start Material for the task

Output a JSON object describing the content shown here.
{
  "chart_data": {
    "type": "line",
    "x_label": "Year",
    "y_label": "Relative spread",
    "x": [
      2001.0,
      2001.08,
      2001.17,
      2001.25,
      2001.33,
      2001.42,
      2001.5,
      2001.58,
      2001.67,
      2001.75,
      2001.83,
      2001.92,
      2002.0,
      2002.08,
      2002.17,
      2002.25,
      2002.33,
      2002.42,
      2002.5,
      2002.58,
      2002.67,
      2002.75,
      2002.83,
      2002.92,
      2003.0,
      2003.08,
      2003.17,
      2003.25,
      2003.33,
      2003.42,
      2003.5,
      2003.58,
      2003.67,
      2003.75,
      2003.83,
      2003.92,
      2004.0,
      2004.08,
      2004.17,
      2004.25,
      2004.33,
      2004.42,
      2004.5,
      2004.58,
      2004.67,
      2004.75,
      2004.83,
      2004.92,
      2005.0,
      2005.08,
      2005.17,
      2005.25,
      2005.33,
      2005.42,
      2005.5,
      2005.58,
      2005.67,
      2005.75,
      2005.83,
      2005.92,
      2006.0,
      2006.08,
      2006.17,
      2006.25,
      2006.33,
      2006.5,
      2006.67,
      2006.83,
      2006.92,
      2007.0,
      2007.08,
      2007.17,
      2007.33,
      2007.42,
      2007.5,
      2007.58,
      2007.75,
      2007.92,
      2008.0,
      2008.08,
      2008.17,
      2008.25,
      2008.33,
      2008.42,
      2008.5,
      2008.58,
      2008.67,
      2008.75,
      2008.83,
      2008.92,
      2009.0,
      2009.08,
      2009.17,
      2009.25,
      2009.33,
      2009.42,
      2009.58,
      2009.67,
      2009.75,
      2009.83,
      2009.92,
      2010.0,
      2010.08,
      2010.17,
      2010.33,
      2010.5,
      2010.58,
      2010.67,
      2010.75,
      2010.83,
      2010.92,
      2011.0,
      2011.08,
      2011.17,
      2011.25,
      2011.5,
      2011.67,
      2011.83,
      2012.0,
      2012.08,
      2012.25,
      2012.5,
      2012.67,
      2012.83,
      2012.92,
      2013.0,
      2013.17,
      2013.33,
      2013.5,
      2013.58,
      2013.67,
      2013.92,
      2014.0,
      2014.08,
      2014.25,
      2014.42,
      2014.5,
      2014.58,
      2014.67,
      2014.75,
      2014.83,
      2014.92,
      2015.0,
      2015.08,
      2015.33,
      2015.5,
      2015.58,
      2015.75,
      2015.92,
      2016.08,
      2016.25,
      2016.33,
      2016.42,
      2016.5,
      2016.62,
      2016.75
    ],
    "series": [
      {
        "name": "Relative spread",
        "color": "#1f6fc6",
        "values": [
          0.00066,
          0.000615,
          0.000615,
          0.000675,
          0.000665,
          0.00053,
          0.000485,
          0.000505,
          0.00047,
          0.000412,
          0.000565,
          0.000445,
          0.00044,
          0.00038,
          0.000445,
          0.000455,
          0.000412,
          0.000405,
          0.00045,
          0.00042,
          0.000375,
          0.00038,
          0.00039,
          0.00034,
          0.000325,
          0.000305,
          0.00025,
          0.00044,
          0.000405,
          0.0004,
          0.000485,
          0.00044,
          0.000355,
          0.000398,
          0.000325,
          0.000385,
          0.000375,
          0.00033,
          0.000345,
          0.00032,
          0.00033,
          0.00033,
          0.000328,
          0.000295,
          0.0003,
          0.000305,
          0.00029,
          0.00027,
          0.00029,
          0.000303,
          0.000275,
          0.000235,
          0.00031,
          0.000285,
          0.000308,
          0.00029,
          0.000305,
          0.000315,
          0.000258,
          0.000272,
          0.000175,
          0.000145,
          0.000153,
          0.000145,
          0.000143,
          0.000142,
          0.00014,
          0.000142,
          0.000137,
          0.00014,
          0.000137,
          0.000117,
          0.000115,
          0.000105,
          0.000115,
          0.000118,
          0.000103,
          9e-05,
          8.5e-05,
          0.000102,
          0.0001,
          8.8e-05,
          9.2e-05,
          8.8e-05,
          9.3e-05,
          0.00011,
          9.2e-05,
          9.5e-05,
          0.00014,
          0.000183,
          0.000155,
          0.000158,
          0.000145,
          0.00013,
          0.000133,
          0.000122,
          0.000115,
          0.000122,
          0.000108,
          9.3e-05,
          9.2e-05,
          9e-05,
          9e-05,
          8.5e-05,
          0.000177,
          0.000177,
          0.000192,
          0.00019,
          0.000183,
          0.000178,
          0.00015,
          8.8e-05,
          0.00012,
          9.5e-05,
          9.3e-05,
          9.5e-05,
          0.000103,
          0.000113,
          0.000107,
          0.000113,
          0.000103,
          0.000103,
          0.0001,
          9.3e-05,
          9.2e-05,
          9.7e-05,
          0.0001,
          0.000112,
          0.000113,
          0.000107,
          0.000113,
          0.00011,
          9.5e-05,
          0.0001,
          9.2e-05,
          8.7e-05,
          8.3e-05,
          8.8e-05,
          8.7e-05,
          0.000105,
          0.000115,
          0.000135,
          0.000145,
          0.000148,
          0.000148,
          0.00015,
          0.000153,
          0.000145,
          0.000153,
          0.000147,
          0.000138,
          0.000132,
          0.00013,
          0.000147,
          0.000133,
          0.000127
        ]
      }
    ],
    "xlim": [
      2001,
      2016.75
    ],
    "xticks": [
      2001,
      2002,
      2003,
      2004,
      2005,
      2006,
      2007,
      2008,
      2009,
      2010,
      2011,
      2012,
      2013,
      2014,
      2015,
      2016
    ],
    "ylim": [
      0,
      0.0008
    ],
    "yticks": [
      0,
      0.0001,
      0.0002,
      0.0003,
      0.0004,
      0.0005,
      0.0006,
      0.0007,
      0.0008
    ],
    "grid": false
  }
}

end Material for the task

- [To do] Filter the data for the string "spread" and copy every line that has it.

- [Expected answer]
    "y_label": "Relative spread",
        "name": "Relative spread",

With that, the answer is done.